== EXCERPTED DATA ==
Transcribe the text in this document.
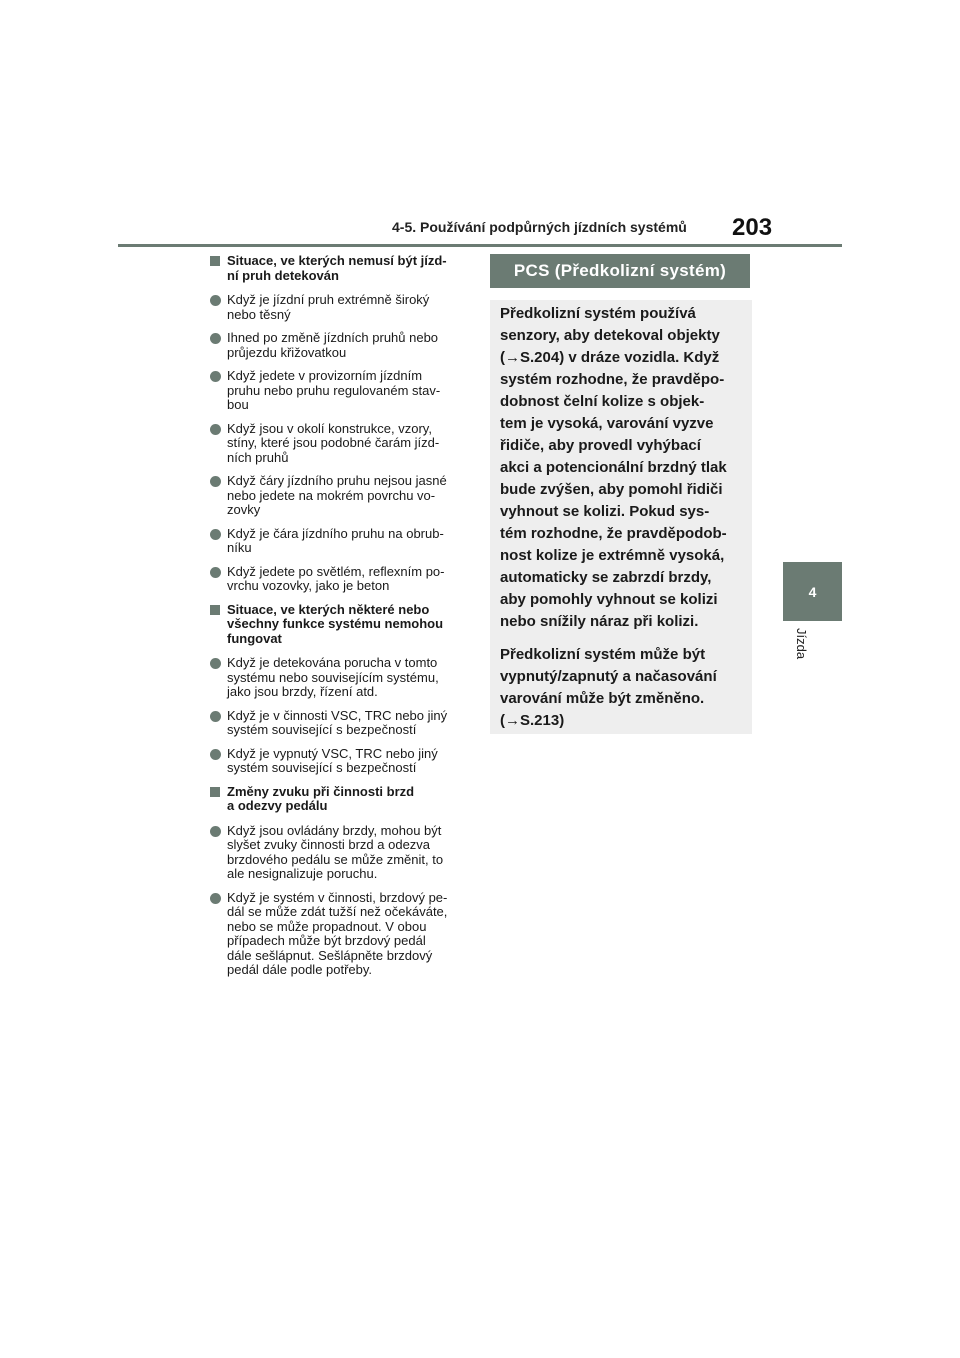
4-5. Používání podpůrných jízdních systémů 203
4
Jízda
Situace, ve kterých nemusí být jízd-
ní pruh detekován
Když je jízdní pruh extrémně široký
nebo těsný
Ihned po změně jízdních pruhů nebo
průjezdu křižovatkou
Když jedete v provizorním jízdním
pruhu nebo pruhu regulovaném stav-
bou
Když jsou v okolí konstrukce, vzory,
stíny, které jsou podobné čarám jízd-
ních pruhů
Když čáry jízdního pruhu nejsou jasné
nebo jedete na mokrém povrchu vo-
zovky
Když je čára jízdního pruhu na obrub-
níku
Když jedete po světlém, reflexním po-
vrchu vozovky, jako je beton
Situace, ve kterých některé nebo
všechny funkce systému nemohou
fungovat
Když je detekována porucha v tomto
systému nebo souvisejícím systému,
jako jsou brzdy, řízení atd.
Když je v činnosti VSC, TRC nebo jiný
systém související s bezpečností
Když je vypnutý VSC, TRC nebo jiný
systém související s bezpečností
Změny zvuku při činnosti brzd
a odezvy pedálu
Když jsou ovládány brzdy, mohou být
slyšet zvuky činnosti brzd a odezva
brzdového pedálu se může změnit, to
ale nesignalizuje poruchu.
Když je systém v činnosti, brzdový pe-
dál se může zdát tužší než očekáváte,
nebo se může propadnout. V obou
případech může být brzdový pedál
dále sešlápnut. Sešlápněte brzdový
pedál dále podle potřeby.
PCS (Předkolizní systém)

Předkolizní systém používá
senzory, aby detekoval objekty
(→S.204) v dráze vozidla. Když
systém rozhodne, že pravděpo-
dobnost čelní kolize s objek-
tem je vysoká, varování vyzve
řidiče, aby provedl vyhýbací
akci a potencionální brzdný tlak
bude zvýšen, aby pomohl řidiči
vyhnout se kolizi. Pokud sys-
tém rozhodne, že pravděpodob-
nost kolize je extrémně vysoká,
automaticky se zabrzdí brzdy,
aby pomohly vyhnout se kolizi
nebo snížily náraz při kolizi.

Předkolizní systém může být
vypnutý/zapnutý a načasování
varování může být změněno.
(→S.213)
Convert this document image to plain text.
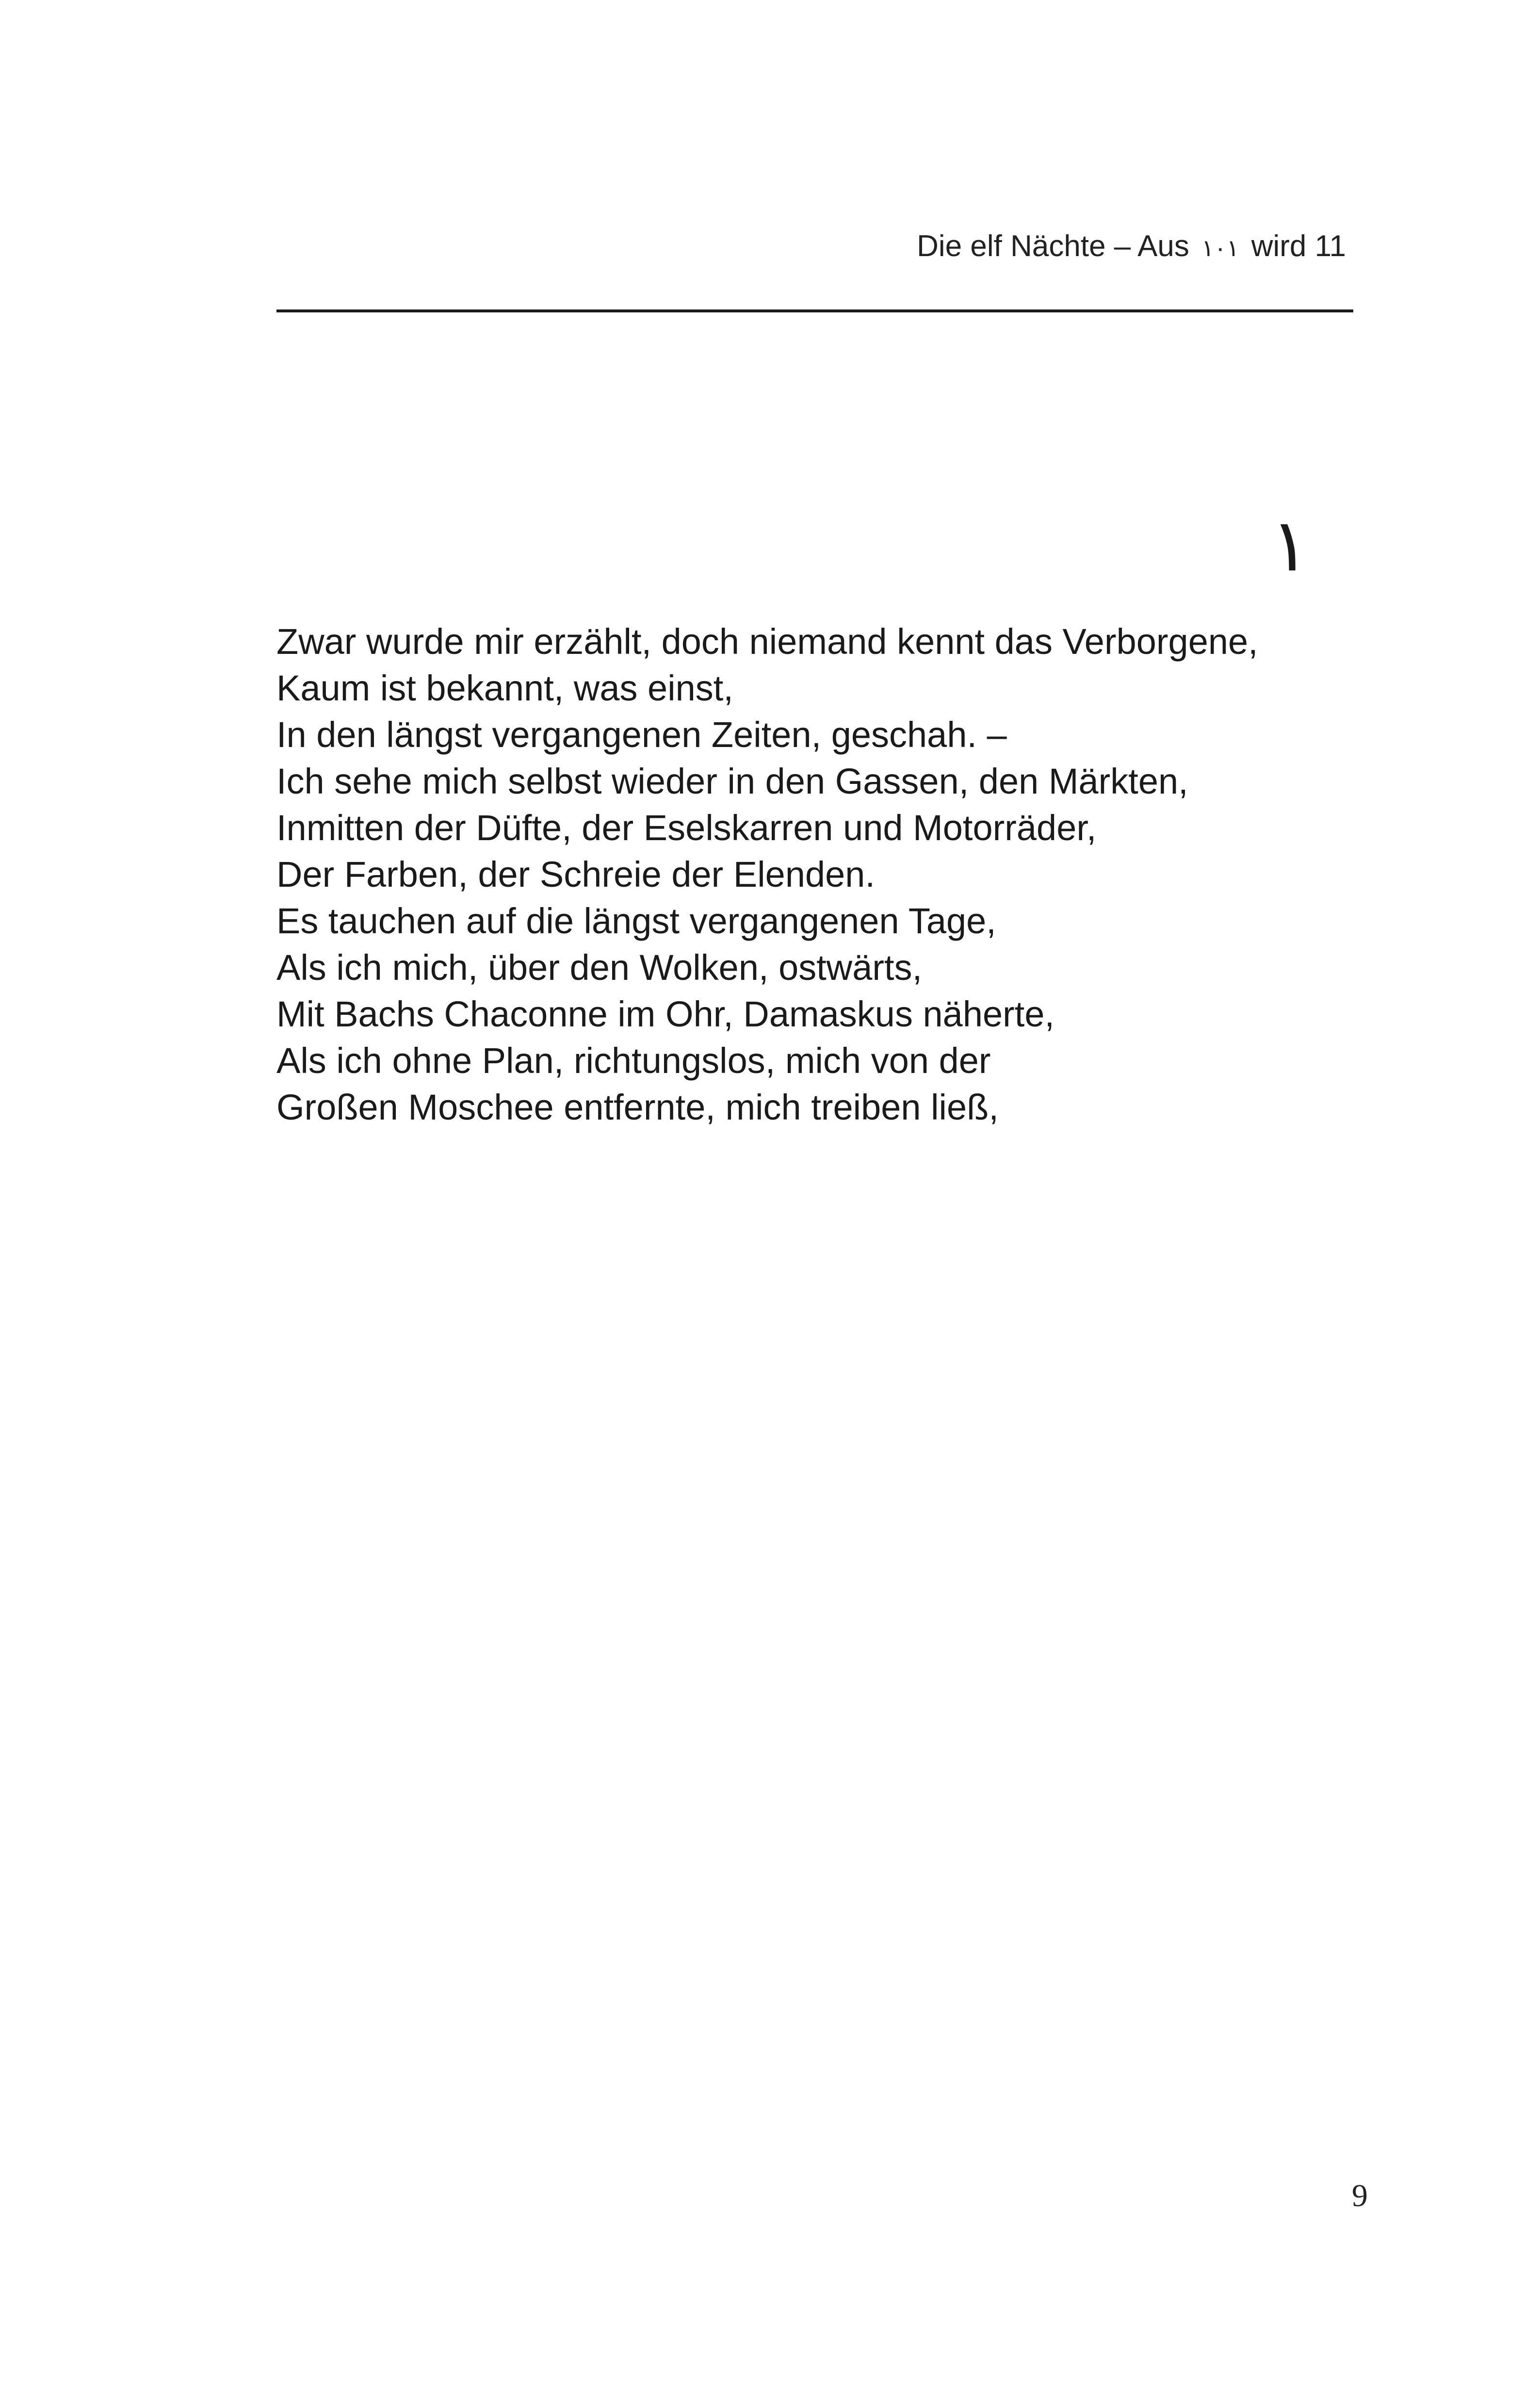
Die elf Nächte – Aus ١٠١ wird 11
١
Zwar wurde mir erzählt, doch niemand kennt das Verborgene,
Kaum ist bekannt, was einst,
In den längst vergangenen Zeiten, geschah. –
Ich sehe mich selbst wieder in den Gassen, den Märkten,
Inmitten der Düfte, der Eselskarren und Motorräder,
Der Farben, der Schreie der Elenden.
Es tauchen auf die längst vergangenen Tage,
Als ich mich, über den Wolken, ostwärts,
Mit Bachs Chaconne im Ohr, Damaskus näherte,
Als ich ohne Plan, richtungslos, mich von der
Großen Moschee entfernte, mich treiben ließ,
9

== WHAT IS REQUIRED ==
Copy the whole listing above word for word but do not carry over the pictures.

== RESULT BELOW ==
Transcribe the text in this document.
4-5. Používání podpůrných jízdních systémů 203
4
Jízda
Situace, ve kterých nemusí být jízd-
ní pruh detekován
Když je jízdní pruh extrémně široký
nebo těsný
Ihned po změně jízdních pruhů nebo
průjezdu křižovatkou
Když jedete v provizorním jízdním
pruhu nebo pruhu regulovaném stav-
bou
Když jsou v okolí konstrukce, vzory,
stíny, které jsou podobné čarám jízd-
ních pruhů
Když čáry jízdního pruhu nejsou jasné
nebo jedete na mokrém povrchu vo-
zovky
Když je čára jízdního pruhu na obrub-
níku
Když jedete po světlém, reflexním po-
vrchu vozovky, jako je beton
Situace, ve kterých některé nebo
všechny funkce systému nemohou
fungovat
Když je detekována porucha v tomto
systému nebo souvisejícím systému,
jako jsou brzdy, řízení atd.
Když je v činnosti VSC, TRC nebo jiný
systém související s bezpečností
Když je vypnutý VSC, TRC nebo jiný
systém související s bezpečností
Změny zvuku při činnosti brzd
a odezvy pedálu
Když jsou ovládány brzdy, mohou být
slyšet zvuky činnosti brzd a odezva
brzdového pedálu se může změnit, to
ale nesignalizuje poruchu.
Když je systém v činnosti, brzdový pe-
dál se může zdát tužší než očekáváte,
nebo se může propadnout. V obou
případech může být brzdový pedál
dále sešlápnut. Sešlápněte brzdový
pedál dále podle potřeby.
PCS (Předkolizní systém)

Předkolizní systém používá
senzory, aby detekoval objekty
(→S.204) v dráze vozidla. Když
systém rozhodne, že pravděpo-
dobnost čelní kolize s objek-
tem je vysoká, varování vyzve
řidiče, aby provedl vyhýbací
akci a potencionální brzdný tlak
bude zvýšen, aby pomohl řidiči
vyhnout se kolizi. Pokud sys-
tém rozhodne, že pravděpodob-
nost kolize je extrémně vysoká,
automaticky se zabrzdí brzdy,
aby pomohly vyhnout se kolizi
nebo snížily náraz při kolizi.

Předkolizní systém může být
vypnutý/zapnutý a načasování
varování může být změněno.
(→S.213)
Convert this document image to plain text.
Die elf Nächte – Aus ١٠١ wird 11
١
Zwar wurde mir erzählt, doch niemand kennt das Verborgene,
Kaum ist bekannt, was einst,
In den längst vergangenen Zeiten, geschah. –
Ich sehe mich selbst wieder in den Gassen, den Märkten,
Inmitten der Düfte, der Eselskarren und Motorräder,
Der Farben, der Schreie der Elenden.
Es tauchen auf die längst vergangenen Tage,
Als ich mich, über den Wolken, ostwärts,
Mit Bachs Chaconne im Ohr, Damaskus näherte,
Als ich ohne Plan, richtungslos, mich von der
Großen Moschee entfernte, mich treiben ließ,
9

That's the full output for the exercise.